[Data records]
-=-=-=-=-
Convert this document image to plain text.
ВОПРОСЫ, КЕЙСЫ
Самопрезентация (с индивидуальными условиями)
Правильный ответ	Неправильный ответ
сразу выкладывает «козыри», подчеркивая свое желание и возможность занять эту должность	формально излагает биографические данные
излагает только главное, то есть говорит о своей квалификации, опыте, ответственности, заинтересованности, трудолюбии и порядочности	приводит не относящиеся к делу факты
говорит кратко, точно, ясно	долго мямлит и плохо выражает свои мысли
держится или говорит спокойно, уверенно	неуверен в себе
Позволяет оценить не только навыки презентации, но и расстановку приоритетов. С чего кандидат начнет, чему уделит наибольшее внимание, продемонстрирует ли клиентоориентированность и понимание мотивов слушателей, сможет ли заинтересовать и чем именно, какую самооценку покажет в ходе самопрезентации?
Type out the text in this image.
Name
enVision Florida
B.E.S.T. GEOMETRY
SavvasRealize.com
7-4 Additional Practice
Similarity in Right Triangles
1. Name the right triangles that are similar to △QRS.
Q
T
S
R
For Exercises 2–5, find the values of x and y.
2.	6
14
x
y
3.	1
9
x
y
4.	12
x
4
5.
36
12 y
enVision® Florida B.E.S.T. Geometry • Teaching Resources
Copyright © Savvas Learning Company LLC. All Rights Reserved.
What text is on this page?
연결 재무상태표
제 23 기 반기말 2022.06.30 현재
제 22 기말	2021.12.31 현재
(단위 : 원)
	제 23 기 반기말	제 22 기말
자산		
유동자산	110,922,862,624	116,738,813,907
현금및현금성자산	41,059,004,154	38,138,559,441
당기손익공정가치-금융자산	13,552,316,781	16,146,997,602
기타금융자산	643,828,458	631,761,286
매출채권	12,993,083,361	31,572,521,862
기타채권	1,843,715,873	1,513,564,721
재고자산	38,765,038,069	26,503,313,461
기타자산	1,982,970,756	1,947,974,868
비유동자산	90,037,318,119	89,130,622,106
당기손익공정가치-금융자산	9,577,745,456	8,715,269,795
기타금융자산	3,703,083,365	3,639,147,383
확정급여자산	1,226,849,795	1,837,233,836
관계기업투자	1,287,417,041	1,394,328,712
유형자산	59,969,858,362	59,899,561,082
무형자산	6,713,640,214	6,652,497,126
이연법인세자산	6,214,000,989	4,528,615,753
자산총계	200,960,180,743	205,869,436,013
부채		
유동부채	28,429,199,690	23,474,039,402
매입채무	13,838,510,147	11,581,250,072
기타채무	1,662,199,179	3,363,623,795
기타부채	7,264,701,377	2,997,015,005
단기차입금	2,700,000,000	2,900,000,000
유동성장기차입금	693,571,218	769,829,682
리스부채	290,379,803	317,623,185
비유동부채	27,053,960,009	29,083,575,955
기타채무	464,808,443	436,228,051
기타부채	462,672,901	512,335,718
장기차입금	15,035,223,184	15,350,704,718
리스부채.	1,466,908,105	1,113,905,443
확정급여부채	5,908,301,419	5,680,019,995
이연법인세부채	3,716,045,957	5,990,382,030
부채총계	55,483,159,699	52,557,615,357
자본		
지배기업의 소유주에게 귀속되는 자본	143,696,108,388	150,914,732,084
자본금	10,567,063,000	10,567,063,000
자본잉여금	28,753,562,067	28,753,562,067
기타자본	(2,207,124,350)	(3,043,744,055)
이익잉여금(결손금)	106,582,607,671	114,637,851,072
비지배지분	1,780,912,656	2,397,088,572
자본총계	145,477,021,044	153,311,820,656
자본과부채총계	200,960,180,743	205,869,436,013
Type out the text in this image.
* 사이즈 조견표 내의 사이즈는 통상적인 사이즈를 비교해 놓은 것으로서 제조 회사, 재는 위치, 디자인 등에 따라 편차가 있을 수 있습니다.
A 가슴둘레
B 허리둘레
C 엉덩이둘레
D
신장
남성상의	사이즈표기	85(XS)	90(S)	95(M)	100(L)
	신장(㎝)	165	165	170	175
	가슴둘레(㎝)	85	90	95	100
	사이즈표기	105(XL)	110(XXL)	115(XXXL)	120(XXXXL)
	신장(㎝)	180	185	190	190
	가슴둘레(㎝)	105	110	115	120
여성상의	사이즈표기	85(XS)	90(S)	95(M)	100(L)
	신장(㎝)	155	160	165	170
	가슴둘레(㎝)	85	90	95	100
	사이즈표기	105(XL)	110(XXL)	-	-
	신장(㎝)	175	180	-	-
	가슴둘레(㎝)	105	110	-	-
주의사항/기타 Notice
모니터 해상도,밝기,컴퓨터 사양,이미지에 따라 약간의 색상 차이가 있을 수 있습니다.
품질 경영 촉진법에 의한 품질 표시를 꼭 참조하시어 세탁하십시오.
-=-=-=-=-
> _Aim of the exercise_
Check every line of the data above for the string "기타채무", and copy those that have it.

> _The completed task_
기타채무	1,662,199,179	3,363,623,795
기타채무	464,808,443	436,228,051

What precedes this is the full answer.